Source:
═══
Hi,

i´ve also an APU2 as router.
The uplink connection (16Mbit/s) is via pppoe(4) on em0
and i couldn´t manage to messure the throughput of this interface:
- iftop doesn´t work on pppoe and shows nothing on em0.
- ifperf also calculates some strange numbers (14669317741 Gbits/sec)
when trying to connect to one of the public iperf-servers from
https://iperf.fr/iperf-servers.php

how do you messure the performance?


2017-11-04 18:24 GMT+01:00 Peter Faiman <peterfai...@gmail.com>:

> > On Nov 4, 2017, at 09:53, Chris Cappuccio <ch...@nmedia.net> wrote:
> >
> > Rupert Gallagher [r...@protonmail.com] wrote:
> >>
> >> You seem to say that handling larger packets is a feature of having
> limited CPU. I disagree.
> >>
> >
> > Rupert, I'm saying that a slower CPU can process less packets per second.
> >
> > The important measurement is packets-per-second. The APU has plenty of
> > memory bandwidth to handle large volumes of data. For adequate CPU power,
> > you have to either lower the cost of processing (make software
> better/more
> > efficient) or you have to distribute the cost across the 4 cores of the
> APU2
> > (make software execution parallel).
> >
> >>> The same traffic level, with 1500 byte packets generates 6 times more
> packets per second than that traffic level with 9000 bytes packets.
> >>
> >> You divided 9000 by 1500 without mistakes. Congratulations.
> >>
> >
> > The point was clearly lost on you.
> >
> >>> There is ongoing work to improve the network stack performance on
> boxes like the APU2 (which have 4 cores). You will see improvements. If you
> want it better today, you need a faster box. Chris
> >>
> >> The apu2c4 is fast enough to saturate its Intel 1Gbits/sec link. It has
> three of those. If you connect all three to the switch, you get 3Gbps shy.
> No need for a faster box. You rather need a faster switch, class 7 S-FTP
> wires (better than class 6), and 2.5Gbps lan cards for clients.
═══
Prompt 1:
Answer these questions using the thread on APU2 router throughput:
(a) What is the speed of the uplink connection, and on which interface does pppoe(4) run?
(b) According to the reply addressed to Rupert, what is the important measurement?
(c) How many Intel 1Gbits/sec links does the apu2c4 have?
Prompt 2: Reproduce verbatim the stretch of the thread on APU2 router throughput from "i´ve also an" through "nothing on em0.".

Dataset excerpts:
═══
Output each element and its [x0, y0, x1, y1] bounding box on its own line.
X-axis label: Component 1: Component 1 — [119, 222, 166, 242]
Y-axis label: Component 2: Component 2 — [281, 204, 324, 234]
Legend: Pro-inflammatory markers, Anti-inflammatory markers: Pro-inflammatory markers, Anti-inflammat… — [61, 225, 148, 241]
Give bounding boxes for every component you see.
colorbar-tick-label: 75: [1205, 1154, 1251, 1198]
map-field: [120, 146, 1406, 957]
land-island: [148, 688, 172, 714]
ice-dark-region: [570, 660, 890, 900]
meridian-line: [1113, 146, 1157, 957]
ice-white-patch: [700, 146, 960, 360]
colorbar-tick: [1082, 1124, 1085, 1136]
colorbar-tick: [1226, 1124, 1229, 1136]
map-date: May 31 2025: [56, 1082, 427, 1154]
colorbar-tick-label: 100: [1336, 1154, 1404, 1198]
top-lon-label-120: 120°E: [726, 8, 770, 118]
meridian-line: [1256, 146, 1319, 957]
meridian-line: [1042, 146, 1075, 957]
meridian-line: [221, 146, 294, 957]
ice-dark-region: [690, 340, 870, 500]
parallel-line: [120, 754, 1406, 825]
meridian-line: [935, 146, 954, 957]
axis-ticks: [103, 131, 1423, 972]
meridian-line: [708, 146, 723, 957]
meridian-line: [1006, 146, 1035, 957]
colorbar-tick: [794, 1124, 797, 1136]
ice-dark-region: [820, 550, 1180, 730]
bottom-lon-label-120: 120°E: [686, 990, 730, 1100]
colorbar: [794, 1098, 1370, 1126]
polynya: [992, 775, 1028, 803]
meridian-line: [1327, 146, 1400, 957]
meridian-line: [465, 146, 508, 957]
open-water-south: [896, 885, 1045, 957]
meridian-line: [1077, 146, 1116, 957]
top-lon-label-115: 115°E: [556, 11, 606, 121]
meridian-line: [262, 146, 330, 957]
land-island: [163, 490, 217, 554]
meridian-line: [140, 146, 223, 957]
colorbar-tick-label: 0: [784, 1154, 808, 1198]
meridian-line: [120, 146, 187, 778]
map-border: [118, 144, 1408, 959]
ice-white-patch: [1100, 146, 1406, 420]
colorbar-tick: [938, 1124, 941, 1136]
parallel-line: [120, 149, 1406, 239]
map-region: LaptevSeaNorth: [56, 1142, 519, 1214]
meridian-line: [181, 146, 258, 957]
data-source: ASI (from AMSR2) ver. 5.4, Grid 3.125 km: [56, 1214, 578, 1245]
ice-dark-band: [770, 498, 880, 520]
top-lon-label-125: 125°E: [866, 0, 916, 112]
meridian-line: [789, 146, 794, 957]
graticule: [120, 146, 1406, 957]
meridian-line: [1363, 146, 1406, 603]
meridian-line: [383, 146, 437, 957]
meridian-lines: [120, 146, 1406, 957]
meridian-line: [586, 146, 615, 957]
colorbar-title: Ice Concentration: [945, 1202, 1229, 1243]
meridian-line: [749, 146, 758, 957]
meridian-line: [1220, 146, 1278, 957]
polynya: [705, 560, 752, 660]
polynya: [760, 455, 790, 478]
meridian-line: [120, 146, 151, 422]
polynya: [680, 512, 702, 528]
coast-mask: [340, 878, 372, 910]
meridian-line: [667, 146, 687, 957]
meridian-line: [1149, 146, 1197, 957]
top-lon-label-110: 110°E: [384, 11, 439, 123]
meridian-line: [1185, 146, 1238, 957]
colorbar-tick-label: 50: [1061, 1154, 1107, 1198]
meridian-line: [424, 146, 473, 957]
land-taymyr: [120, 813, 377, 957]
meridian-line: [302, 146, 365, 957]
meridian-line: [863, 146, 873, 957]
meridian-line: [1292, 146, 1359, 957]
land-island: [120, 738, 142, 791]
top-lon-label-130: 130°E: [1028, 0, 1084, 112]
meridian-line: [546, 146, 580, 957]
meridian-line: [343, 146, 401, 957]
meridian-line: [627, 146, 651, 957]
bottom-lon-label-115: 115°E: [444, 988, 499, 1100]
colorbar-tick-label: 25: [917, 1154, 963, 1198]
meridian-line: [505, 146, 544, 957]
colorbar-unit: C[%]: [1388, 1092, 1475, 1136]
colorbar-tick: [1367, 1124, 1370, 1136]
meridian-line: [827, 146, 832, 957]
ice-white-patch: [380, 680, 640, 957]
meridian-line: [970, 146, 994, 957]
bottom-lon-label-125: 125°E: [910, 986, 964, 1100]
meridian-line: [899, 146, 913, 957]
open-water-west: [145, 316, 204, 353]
═══
Complete output 1:
(a) 16Mbit/s, on em0.
(b) Packets-per-second.
(c) Three.

Complete output 2:
i´ve also an APU2 as router.
The uplink connection (16Mbit/s) is via pppoe(4) on em0
and i couldn´t manage to messure the throughput of this interface:
- iftop doesn´t work on pppoe and shows nothing on em0.